— Start of Input data —

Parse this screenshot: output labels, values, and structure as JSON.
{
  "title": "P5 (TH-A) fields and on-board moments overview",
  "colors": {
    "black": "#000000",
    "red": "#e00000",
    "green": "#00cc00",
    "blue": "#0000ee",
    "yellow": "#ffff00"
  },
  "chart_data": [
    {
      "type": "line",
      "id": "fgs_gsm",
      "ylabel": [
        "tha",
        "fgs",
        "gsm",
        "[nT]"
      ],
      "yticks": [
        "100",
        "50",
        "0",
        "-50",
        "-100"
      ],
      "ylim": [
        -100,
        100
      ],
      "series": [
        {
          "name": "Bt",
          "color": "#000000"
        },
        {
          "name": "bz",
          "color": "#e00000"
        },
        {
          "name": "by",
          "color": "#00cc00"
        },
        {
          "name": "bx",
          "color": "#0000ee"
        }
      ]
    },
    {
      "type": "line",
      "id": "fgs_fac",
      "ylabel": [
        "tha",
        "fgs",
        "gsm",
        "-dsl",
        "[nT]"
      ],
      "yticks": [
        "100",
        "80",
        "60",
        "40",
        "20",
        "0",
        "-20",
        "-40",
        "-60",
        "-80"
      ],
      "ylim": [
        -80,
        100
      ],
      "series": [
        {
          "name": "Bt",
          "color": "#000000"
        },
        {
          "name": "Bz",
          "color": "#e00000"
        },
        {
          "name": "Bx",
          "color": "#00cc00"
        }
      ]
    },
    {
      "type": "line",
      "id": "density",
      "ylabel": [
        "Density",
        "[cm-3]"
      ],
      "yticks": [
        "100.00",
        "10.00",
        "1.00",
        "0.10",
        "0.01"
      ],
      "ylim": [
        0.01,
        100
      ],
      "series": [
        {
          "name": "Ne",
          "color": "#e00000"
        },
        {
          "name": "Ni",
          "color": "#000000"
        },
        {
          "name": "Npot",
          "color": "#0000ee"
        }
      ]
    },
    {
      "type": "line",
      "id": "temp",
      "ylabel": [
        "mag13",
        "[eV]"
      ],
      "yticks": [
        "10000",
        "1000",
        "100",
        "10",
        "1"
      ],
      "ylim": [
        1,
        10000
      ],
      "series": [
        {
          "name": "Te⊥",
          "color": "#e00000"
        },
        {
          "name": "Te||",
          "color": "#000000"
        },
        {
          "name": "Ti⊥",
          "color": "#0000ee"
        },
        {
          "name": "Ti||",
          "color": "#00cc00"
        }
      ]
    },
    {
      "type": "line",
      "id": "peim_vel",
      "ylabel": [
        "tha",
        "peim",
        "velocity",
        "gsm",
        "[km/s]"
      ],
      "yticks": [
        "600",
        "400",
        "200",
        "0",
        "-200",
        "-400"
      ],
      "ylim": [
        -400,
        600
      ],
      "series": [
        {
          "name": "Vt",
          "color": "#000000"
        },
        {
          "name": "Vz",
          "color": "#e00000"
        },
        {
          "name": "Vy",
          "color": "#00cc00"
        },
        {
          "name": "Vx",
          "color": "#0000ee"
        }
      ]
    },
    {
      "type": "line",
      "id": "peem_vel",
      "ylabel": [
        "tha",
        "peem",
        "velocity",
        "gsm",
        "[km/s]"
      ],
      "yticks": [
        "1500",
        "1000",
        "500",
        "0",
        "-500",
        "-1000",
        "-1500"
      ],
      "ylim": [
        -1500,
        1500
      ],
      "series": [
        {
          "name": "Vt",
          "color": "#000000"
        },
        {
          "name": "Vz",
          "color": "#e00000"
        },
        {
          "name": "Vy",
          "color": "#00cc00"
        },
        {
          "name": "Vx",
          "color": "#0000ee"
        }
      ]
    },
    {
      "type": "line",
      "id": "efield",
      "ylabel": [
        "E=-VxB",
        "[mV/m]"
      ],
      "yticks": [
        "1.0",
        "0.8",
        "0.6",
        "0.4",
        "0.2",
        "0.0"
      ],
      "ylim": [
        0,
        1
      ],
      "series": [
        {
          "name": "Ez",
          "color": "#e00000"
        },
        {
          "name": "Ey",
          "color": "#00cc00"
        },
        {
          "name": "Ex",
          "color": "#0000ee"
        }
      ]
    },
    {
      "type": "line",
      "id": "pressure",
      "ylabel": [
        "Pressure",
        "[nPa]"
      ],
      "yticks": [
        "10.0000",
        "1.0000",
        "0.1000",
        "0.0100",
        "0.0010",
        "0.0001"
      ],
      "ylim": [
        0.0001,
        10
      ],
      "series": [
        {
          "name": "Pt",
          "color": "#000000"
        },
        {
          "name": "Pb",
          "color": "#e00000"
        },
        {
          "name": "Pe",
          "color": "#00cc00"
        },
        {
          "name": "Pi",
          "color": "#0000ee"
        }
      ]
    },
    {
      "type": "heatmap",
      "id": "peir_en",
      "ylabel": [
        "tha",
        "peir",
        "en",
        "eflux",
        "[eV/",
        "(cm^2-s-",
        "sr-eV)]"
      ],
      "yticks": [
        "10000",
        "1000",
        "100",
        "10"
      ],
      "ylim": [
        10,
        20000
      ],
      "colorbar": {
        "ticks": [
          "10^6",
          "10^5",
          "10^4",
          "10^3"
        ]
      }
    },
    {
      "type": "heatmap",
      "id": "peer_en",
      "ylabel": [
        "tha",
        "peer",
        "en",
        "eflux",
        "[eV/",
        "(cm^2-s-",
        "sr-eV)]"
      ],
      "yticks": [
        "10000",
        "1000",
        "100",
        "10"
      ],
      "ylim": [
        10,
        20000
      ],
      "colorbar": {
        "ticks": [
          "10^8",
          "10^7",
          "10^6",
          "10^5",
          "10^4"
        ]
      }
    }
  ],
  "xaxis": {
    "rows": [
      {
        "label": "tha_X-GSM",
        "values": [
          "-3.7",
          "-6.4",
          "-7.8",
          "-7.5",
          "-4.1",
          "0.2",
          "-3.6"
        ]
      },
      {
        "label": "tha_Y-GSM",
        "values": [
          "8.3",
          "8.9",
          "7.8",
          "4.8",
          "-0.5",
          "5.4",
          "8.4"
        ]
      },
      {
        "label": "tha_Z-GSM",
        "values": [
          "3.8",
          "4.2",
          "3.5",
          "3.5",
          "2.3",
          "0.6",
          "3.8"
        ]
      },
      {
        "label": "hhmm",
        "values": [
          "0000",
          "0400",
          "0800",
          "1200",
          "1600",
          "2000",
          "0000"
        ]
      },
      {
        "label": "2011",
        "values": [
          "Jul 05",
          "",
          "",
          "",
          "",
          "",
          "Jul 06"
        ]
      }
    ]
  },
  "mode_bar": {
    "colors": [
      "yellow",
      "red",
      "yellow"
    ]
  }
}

— End of Input data —

**What is expected**
Transcribe each record exactly. Leave nothing out.

**Result of the exercise**
Parse this screenshot: output labels, values, and structure as JSON.
{
  "title": "P5 (TH-A) fields and on-board moments overview",
  "colors": {
    "black": "#000000",
    "red": "#e00000",
    "green": "#00cc00",
    "blue": "#0000ee",
    "yellow": "#ffff00"
  },
  "chart_data": [
    {
      "type": "line",
      "id": "fgs_gsm",
      "ylabel": [
        "tha",
        "fgs",
        "gsm",
        "[nT]"
      ],
      "yticks": [
        "100",
        "50",
        "0",
        "-50",
        "-100"
      ],
      "ylim": [
        -100,
        100
      ],
      "series": [
        {
          "name": "Bt",
          "color": "#000000"
        },
        {
          "name": "bz",
          "color": "#e00000"
        },
        {
          "name": "by",
          "color": "#00cc00"
        },
        {
          "name": "bx",
          "color": "#0000ee"
        }
      ]
    },
    {
      "type": "line",
      "id": "fgs_fac",
      "ylabel": [
        "tha",
        "fgs",
        "gsm",
        "-dsl",
        "[nT]"
      ],
      "yticks": [
        "100",
        "80",
        "60",
        "40",
        "20",
        "0",
        "-20",
        "-40",
        "-60",
        "-80"
      ],
      "ylim": [
        -80,
        100
      ],
      "series": [
        {
          "name": "Bt",
          "color": "#000000"
        },
        {
          "name": "Bz",
          "color": "#e00000"
        },
        {
          "name": "Bx",
          "color": "#00cc00"
        }
      ]
    },
    {
      "type": "line",
      "id": "density",
      "ylabel": [
        "Density",
        "[cm-3]"
      ],
      "yticks": [
        "100.00",
        "10.00",
        "1.00",
        "0.10",
        "0.01"
      ],
      "ylim": [
        0.01,
        100
      ],
      "series": [
        {
          "name": "Ne",
          "color": "#e00000"
        },
        {
          "name": "Ni",
          "color": "#000000"
        },
        {
          "name": "Npot",
          "color": "#0000ee"
        }
      ]
    },
    {
      "type": "line",
      "id": "temp",
      "ylabel": [
        "mag13",
        "[eV]"
      ],
      "yticks": [
        "10000",
        "1000",
        "100",
        "10",
        "1"
      ],
      "ylim": [
        1,
        10000
      ],
      "series": [
        {
          "name": "Te⊥",
          "color": "#e00000"
        },
        {
          "name": "Te||",
          "color": "#000000"
        },
        {
          "name": "Ti⊥",
          "color": "#0000ee"
        },
        {
          "name": "Ti||",
          "color": "#00cc00"
        }
      ]
    },
    {
      "type": "line",
      "id": "peim_vel",
      "ylabel": [
        "tha",
        "peim",
        "velocity",
        "gsm",
        "[km/s]"
      ],
      "yticks": [
        "600",
        "400",
        "200",
        "0",
        "-200",
        "-400"
      ],
      "ylim": [
        -400,
        600
      ],
      "series": [
        {
          "name": "Vt",
          "color": "#000000"
        },
        {
          "name": "Vz",
          "color": "#e00000"
        },
        {
          "name": "Vy",
          "color": "#00cc00"
        },
        {
          "name": "Vx",
          "color": "#0000ee"
        }
      ]
    },
    {
      "type": "line",
      "id": "peem_vel",
      "ylabel": [
        "tha",
        "peem",
        "velocity",
        "gsm",
        "[km/s]"
      ],
      "yticks": [
        "1500",
        "1000",
        "500",
        "0",
        "-500",
        "-1000",
        "-1500"
      ],
      "ylim": [
        -1500,
        1500
      ],
      "series": [
        {
          "name": "Vt",
          "color": "#000000"
        },
        {
          "name": "Vz",
          "color": "#e00000"
        },
        {
          "name": "Vy",
          "color": "#00cc00"
        },
        {
          "name": "Vx",
          "color": "#0000ee"
        }
      ]
    },
    {
      "type": "line",
      "id": "efield",
      "ylabel": [
        "E=-VxB",
        "[mV/m]"
      ],
      "yticks": [
        "1.0",
        "0.8",
        "0.6",
        "0.4",
        "0.2",
        "0.0"
      ],
      "ylim": [
        0,
        1
      ],
      "series": [
        {
          "name": "Ez",
          "color": "#e00000"
        },
        {
          "name": "Ey",
          "color": "#00cc00"
        },
        {
          "name": "Ex",
          "color": "#0000ee"
        }
      ]
    },
    {
      "type": "line",
      "id": "pressure",
      "ylabel": [
        "Pressure",
        "[nPa]"
      ],
      "yticks": [
        "10.0000",
        "1.0000",
        "0.1000",
        "0.0100",
        "0.0010",
        "0.0001"
      ],
      "ylim": [
        0.0001,
        10
      ],
      "series": [
        {
          "name": "Pt",
          "color": "#000000"
        },
        {
          "name": "Pb",
          "color": "#e00000"
        },
        {
          "name": "Pe",
          "color": "#00cc00"
        },
        {
          "name": "Pi",
          "color": "#0000ee"
        }
      ]
    },
    {
      "type": "heatmap",
      "id": "peir_en",
      "ylabel": [
        "tha",
        "peir",
        "en",
        "eflux",
        "[eV/",
        "(cm^2-s-",
        "sr-eV)]"
      ],
      "yticks": [
        "10000",
        "1000",
        "100",
        "10"
      ],
      "ylim": [
        10,
        20000
      ],
      "colorbar": {
        "ticks": [
          "10^6",
          "10^5",
          "10^4",
          "10^3"
        ]
      }
    },
    {
      "type": "heatmap",
      "id": "peer_en",
      "ylabel": [
        "tha",
        "peer",
        "en",
        "eflux",
        "[eV/",
        "(cm^2-s-",
        "sr-eV)]"
      ],
      "yticks": [
        "10000",
        "1000",
        "100",
        "10"
      ],
      "ylim": [
        10,
        20000
      ],
      "colorbar": {
        "ticks": [
          "10^8",
          "10^7",
          "10^6",
          "10^5",
          "10^4"
        ]
      }
    }
  ],
  "xaxis": {
    "rows": [
      {
        "label": "tha_X-GSM",
        "values": [
          "-3.7",
          "-6.4",
          "-7.8",
          "-7.5",
          "-4.1",
          "0.2",
          "-3.6"
        ]
      },
      {
        "label": "tha_Y-GSM",
        "values": [
          "8.3",
          "8.9",
          "7.8",
          "4.8",
          "-0.5",
          "5.4",
          "8.4"
        ]
      },
      {
        "label": "tha_Z-GSM",
        "values": [
          "3.8",
          "4.2",
          "3.5",
          "3.5",
          "2.3",
          "0.6",
          "3.8"
        ]
      },
      {
        "label": "hhmm",
        "values": [
          "0000",
          "0400",
          "0800",
          "1200",
          "1600",
          "2000",
          "0000"
        ]
      },
      {
        "label": "2011",
        "values": [
          "Jul 05",
          "",
          "",
          "",
          "",
          "",
          "Jul 06"
        ]
      }
    ]
  },
  "mode_bar": {
    "colors": [
      "yellow",
      "red",
      "yellow"
    ]
  }
}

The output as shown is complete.